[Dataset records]

....

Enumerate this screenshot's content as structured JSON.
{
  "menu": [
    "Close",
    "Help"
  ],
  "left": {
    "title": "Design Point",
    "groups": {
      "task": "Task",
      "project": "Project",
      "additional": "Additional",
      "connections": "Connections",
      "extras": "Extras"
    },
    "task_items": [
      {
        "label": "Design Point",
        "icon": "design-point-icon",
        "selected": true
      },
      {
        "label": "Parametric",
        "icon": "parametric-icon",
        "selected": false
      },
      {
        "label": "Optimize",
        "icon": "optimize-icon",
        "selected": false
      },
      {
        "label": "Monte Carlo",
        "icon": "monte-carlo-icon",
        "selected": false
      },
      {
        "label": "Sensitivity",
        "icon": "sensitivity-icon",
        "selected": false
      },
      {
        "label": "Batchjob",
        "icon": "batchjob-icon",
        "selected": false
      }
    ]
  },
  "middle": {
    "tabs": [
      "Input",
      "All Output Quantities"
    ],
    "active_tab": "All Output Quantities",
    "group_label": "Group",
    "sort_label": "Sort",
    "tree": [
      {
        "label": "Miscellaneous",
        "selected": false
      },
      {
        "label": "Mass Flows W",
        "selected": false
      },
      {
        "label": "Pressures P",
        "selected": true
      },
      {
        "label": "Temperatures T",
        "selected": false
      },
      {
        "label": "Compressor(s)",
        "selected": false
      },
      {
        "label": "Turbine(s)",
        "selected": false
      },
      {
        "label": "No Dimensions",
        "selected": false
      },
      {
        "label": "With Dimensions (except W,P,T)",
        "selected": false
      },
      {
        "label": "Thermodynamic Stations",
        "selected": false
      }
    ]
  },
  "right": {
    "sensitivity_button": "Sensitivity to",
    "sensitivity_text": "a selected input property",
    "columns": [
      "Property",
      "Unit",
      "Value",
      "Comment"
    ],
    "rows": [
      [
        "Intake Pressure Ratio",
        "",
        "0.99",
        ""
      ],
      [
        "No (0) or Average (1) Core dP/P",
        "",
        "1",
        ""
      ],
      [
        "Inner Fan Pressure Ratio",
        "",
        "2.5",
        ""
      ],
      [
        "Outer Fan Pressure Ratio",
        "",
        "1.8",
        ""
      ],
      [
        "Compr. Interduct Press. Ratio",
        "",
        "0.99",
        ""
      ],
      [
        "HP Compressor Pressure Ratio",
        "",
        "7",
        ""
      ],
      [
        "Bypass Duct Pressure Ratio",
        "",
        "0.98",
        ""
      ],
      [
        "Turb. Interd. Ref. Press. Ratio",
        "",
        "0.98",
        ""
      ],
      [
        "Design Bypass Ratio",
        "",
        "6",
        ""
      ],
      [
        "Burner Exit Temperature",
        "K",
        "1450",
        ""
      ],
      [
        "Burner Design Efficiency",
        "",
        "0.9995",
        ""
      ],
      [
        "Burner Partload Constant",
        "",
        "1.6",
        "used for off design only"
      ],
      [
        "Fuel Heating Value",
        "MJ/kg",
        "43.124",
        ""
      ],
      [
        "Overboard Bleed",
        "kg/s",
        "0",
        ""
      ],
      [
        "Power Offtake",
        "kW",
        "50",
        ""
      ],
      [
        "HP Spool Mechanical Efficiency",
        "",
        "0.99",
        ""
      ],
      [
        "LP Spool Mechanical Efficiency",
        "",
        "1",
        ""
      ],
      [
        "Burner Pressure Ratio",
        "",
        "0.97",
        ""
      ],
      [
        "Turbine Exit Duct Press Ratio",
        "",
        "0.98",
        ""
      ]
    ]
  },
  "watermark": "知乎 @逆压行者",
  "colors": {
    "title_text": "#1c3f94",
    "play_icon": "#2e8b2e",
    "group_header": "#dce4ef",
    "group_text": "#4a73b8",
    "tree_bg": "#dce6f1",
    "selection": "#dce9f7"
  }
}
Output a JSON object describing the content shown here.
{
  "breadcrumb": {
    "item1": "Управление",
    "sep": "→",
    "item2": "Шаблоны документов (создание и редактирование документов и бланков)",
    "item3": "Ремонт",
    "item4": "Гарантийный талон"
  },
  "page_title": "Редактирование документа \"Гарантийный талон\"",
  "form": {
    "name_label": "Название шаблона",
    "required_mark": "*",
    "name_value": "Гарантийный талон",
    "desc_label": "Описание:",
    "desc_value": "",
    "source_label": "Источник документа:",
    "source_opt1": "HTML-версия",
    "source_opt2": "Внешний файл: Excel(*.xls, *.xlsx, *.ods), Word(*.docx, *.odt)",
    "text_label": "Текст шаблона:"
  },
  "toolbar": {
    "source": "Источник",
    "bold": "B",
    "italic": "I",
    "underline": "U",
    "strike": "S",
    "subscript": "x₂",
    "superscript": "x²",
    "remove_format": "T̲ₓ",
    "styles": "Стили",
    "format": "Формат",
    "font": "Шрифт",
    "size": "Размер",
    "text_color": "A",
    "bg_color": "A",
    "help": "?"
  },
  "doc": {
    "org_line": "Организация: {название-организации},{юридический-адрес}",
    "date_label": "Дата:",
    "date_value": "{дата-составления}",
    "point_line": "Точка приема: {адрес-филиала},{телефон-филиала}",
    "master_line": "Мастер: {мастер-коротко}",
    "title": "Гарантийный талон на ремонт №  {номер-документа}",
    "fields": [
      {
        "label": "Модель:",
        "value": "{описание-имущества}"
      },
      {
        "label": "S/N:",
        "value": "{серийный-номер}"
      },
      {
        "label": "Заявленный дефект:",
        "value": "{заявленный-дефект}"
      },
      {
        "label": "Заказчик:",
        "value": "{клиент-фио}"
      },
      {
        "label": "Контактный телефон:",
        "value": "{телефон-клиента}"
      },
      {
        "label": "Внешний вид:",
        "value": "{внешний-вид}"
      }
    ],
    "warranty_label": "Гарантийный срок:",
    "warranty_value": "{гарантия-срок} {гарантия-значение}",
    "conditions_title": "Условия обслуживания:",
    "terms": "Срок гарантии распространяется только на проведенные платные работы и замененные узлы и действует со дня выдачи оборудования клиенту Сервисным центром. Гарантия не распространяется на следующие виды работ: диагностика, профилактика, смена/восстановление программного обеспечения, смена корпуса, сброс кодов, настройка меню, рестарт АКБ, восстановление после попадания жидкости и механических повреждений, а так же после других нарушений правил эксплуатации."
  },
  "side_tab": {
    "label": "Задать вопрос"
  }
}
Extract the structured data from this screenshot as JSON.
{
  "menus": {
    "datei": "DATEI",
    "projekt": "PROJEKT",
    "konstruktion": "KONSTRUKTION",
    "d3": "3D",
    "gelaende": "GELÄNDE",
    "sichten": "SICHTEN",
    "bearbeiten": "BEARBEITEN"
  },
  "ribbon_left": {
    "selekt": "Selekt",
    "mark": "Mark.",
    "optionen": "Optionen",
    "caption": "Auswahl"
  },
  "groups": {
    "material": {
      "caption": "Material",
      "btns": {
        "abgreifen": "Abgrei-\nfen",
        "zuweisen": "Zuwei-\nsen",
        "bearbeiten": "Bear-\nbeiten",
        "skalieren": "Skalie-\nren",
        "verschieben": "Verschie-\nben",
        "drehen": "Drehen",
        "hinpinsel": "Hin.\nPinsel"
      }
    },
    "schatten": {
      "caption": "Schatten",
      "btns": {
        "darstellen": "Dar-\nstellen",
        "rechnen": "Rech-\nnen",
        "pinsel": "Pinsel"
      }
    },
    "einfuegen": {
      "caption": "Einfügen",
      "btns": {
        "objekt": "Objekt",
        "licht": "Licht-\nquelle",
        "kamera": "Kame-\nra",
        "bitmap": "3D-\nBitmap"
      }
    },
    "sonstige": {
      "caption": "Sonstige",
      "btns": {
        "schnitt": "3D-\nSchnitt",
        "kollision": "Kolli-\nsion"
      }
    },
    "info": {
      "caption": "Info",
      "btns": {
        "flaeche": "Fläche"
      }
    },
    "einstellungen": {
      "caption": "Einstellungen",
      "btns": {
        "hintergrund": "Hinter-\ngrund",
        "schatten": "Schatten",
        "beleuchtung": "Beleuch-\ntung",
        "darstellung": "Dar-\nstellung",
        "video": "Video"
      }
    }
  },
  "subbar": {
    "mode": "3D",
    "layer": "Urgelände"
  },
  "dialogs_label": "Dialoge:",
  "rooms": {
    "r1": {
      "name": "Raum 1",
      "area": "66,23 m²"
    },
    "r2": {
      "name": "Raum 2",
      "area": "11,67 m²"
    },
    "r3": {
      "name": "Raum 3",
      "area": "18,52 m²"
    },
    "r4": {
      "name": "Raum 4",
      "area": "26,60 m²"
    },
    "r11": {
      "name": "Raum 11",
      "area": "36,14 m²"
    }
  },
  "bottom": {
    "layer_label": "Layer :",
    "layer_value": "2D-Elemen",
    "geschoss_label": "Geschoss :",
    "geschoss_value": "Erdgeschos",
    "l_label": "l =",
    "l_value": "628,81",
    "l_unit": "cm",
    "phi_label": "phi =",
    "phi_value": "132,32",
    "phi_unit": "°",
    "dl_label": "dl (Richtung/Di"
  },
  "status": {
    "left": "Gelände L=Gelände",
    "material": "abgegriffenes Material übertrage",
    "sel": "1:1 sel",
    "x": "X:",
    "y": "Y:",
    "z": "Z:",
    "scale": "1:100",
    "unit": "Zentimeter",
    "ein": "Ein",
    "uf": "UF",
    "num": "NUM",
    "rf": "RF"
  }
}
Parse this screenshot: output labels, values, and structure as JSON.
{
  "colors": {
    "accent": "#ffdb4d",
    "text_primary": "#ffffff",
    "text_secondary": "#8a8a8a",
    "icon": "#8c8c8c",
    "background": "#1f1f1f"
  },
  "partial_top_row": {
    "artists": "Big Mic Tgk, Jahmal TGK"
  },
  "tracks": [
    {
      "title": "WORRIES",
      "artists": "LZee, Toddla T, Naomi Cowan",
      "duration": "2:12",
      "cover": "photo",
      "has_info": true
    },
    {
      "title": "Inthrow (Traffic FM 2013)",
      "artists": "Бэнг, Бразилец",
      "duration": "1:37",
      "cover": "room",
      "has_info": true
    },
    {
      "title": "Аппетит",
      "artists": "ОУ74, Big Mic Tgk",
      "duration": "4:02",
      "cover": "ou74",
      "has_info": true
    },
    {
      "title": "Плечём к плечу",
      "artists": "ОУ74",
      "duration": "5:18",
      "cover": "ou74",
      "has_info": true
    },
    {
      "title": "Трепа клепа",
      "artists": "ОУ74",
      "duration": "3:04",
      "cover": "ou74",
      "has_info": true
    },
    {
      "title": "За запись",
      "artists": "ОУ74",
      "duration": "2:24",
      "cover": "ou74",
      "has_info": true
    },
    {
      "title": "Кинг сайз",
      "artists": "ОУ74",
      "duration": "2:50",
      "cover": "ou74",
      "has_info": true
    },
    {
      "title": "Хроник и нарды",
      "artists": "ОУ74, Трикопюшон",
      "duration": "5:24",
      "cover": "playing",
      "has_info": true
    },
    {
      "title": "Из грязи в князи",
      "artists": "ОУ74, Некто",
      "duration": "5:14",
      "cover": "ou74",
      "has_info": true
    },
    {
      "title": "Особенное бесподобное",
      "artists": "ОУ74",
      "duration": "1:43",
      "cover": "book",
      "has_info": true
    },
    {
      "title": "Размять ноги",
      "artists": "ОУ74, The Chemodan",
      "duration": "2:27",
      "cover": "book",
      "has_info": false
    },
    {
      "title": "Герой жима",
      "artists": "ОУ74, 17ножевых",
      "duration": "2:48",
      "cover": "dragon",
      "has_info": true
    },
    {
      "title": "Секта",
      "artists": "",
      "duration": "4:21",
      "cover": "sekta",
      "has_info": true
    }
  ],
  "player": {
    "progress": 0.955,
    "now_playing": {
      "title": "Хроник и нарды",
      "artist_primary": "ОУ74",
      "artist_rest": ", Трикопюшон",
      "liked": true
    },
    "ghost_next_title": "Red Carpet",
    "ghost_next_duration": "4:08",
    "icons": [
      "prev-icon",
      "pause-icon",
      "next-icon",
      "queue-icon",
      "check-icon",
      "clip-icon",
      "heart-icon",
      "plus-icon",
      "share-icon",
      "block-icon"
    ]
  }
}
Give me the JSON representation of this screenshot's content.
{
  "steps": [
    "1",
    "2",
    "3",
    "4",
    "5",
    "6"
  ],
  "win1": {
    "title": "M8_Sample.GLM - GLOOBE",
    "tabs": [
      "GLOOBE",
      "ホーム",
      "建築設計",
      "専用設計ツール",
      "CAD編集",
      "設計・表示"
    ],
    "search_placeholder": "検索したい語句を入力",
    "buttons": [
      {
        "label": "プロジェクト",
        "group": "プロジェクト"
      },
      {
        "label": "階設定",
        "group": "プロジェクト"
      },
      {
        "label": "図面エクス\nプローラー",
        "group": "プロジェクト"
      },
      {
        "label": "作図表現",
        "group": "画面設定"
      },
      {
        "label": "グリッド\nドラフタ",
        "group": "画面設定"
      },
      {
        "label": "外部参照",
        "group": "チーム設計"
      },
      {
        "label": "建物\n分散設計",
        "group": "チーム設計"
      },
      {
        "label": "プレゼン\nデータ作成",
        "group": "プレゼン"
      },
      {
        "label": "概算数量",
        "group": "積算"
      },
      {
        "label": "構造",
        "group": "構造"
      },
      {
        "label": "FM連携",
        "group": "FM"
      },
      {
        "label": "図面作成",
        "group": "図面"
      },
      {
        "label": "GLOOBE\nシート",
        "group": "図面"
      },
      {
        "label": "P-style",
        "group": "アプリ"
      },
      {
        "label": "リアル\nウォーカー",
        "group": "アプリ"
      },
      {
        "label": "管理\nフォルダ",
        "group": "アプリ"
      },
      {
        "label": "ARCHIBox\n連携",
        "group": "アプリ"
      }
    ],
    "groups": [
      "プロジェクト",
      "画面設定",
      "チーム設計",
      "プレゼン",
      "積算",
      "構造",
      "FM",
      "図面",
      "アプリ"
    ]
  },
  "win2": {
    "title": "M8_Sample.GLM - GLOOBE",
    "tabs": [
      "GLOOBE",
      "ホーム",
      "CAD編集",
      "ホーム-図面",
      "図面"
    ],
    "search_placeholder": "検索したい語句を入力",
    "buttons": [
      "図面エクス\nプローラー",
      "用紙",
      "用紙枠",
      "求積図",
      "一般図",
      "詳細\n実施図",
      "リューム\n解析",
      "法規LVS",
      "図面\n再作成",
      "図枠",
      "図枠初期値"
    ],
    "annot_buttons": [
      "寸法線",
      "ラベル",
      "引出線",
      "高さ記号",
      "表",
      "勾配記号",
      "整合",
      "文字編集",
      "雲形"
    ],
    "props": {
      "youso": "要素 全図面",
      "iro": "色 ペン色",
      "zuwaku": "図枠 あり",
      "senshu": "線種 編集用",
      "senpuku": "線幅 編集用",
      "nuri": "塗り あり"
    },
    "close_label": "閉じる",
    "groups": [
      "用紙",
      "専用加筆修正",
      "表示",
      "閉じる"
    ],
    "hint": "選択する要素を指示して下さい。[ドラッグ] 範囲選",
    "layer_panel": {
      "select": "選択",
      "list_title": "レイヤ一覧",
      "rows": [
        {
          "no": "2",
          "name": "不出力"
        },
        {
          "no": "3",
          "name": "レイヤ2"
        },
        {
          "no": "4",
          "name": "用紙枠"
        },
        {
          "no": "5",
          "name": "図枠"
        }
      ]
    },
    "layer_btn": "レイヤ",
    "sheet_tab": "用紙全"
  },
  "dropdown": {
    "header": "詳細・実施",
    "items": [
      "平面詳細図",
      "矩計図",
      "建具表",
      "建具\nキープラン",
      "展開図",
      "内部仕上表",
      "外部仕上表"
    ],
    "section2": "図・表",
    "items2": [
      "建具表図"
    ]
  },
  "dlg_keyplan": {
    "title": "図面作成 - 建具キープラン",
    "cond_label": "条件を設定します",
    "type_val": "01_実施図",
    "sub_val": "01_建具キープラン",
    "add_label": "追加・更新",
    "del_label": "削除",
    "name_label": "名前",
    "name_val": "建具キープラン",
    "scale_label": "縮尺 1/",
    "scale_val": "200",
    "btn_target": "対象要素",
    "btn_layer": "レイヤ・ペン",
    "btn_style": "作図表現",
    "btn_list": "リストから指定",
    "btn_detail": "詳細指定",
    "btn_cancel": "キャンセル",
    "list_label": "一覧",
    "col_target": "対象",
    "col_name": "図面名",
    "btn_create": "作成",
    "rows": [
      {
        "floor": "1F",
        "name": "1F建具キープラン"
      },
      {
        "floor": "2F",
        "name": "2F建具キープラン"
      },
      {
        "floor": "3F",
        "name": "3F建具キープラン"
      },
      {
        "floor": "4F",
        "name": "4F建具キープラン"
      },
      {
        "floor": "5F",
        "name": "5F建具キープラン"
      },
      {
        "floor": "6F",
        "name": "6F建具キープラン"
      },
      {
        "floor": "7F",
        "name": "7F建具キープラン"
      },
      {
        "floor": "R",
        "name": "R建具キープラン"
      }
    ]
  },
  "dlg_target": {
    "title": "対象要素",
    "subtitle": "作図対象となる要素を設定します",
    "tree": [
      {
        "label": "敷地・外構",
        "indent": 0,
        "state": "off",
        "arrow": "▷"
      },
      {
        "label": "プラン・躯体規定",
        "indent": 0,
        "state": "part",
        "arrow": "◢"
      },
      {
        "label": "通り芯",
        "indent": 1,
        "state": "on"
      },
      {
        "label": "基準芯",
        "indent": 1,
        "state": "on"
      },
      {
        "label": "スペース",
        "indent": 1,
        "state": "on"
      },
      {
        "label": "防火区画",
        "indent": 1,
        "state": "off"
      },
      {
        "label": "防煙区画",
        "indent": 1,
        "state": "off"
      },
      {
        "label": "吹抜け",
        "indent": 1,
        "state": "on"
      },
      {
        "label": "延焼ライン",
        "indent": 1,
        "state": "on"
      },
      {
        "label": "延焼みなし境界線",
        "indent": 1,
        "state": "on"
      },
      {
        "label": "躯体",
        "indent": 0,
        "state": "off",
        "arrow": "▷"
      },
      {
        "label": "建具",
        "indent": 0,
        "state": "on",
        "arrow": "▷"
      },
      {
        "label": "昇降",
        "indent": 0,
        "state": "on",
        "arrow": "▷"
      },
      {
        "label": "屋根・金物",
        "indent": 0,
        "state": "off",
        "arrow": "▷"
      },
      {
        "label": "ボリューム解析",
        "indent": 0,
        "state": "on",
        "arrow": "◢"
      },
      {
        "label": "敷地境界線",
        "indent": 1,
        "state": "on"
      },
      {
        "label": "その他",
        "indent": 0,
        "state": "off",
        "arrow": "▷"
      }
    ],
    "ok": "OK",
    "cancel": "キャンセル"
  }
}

....

REQUIRED WORK: Only a number is wanted: how many lines of the material above hold "Burner"?

PROBLEM SOLUTION: 4